Go through the records below line by line, counting those that contain the word "footer"; answer with the count only.

Rows from a dataset

--- --- ---

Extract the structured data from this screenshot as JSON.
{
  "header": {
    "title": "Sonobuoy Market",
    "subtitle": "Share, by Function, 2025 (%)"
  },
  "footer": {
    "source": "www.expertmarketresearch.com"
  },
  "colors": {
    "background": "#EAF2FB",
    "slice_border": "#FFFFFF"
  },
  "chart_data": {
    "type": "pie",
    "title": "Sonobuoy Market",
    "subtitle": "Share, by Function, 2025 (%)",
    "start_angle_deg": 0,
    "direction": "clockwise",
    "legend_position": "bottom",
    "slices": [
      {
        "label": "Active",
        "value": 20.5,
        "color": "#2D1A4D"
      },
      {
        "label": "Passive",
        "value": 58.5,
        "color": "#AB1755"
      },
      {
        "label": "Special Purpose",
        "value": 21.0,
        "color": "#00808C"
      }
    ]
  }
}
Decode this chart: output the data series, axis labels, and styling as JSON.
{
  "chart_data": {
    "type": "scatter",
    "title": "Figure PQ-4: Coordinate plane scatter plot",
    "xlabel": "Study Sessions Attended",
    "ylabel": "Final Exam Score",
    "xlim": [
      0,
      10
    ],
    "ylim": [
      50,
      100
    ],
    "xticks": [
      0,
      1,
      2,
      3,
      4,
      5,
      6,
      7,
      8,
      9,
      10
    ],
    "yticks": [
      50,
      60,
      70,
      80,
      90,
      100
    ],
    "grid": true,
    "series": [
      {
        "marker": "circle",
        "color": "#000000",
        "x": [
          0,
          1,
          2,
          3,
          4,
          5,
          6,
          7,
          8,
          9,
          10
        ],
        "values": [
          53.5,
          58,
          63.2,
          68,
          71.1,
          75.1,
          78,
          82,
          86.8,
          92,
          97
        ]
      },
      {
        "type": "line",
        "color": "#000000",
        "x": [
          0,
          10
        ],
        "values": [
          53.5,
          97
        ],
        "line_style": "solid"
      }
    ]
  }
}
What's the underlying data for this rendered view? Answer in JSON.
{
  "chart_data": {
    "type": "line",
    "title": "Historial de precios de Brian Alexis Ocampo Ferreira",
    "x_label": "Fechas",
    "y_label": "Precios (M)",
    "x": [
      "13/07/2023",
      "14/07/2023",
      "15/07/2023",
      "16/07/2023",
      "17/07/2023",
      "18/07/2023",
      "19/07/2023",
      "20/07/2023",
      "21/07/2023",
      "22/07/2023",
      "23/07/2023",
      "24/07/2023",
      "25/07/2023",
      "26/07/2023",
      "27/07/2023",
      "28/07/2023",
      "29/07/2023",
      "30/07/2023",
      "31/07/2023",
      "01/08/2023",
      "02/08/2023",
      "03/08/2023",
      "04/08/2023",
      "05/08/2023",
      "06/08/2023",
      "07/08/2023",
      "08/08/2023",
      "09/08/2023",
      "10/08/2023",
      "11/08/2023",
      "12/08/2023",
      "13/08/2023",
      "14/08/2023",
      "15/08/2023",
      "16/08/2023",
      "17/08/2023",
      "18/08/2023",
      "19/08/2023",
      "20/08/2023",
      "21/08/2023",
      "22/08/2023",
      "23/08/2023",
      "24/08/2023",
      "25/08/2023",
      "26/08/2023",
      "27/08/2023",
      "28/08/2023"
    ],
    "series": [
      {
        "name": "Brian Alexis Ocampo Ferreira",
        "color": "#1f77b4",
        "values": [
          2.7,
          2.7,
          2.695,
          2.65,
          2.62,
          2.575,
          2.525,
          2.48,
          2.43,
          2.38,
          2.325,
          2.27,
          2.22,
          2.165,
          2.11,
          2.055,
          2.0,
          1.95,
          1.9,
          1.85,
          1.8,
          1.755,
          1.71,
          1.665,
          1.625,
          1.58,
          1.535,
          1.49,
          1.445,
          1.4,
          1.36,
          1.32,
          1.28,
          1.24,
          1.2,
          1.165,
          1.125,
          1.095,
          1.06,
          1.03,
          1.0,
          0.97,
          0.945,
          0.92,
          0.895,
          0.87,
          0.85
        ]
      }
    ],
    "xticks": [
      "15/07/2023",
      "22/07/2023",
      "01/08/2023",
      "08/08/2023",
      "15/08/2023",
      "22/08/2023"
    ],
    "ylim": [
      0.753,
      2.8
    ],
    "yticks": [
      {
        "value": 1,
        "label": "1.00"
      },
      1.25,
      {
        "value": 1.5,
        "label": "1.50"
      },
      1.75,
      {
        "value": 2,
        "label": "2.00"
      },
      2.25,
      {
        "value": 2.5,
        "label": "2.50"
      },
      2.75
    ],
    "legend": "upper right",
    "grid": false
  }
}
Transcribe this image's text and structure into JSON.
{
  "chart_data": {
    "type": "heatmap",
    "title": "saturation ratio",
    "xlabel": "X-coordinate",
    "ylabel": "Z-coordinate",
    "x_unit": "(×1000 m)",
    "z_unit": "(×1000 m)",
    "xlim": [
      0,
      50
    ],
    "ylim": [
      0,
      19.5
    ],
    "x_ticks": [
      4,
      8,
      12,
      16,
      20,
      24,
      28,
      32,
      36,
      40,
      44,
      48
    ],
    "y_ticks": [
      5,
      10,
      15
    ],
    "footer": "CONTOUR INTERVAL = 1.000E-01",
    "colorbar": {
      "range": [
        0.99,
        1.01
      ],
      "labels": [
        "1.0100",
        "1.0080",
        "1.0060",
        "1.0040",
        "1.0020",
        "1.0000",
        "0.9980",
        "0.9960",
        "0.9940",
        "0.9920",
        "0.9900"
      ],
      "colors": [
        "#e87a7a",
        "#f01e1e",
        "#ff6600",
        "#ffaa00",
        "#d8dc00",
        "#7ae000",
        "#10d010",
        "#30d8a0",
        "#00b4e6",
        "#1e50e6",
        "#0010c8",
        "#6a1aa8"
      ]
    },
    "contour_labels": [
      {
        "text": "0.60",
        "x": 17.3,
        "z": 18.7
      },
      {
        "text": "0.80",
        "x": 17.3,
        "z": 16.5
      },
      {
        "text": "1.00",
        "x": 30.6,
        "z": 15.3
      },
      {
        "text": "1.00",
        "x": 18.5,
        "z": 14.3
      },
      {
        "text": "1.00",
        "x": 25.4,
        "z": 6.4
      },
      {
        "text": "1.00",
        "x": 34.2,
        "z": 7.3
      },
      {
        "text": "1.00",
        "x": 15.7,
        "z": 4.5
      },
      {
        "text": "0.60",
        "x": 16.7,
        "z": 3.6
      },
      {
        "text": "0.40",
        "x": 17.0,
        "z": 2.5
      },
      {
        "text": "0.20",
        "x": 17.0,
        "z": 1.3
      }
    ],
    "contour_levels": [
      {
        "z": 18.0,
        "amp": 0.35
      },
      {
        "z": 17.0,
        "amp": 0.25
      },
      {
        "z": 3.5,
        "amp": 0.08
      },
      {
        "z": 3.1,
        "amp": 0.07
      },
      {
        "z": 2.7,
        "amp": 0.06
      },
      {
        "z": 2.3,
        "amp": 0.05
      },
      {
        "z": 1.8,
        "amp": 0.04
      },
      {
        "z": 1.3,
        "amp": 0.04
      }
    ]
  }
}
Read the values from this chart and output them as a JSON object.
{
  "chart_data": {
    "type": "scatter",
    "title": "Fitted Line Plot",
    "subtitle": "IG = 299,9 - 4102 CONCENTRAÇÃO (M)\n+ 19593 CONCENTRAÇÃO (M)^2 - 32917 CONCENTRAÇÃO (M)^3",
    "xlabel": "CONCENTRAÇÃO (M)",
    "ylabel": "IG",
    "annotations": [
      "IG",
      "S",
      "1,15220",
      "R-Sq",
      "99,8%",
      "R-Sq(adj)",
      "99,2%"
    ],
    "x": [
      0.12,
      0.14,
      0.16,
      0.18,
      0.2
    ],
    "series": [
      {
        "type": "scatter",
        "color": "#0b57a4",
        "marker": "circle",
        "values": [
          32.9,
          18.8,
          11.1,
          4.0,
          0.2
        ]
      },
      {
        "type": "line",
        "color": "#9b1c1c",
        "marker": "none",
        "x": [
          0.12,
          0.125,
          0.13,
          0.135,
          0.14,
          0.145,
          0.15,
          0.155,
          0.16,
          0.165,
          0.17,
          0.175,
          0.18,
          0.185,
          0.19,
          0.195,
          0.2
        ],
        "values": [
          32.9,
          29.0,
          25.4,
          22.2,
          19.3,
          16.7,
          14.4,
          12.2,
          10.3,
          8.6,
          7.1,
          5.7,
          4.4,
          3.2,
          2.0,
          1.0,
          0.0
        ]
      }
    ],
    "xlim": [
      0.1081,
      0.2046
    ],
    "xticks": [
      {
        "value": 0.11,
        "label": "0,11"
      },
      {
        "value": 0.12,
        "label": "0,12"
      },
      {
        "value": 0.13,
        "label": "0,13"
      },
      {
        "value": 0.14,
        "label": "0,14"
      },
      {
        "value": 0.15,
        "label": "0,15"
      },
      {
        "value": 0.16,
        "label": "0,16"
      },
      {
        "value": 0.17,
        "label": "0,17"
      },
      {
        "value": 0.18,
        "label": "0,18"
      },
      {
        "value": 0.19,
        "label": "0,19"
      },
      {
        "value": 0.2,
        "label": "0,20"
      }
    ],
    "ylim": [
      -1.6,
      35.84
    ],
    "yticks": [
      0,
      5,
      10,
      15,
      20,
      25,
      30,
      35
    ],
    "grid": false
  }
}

--- --- ---

**Task solution:** 2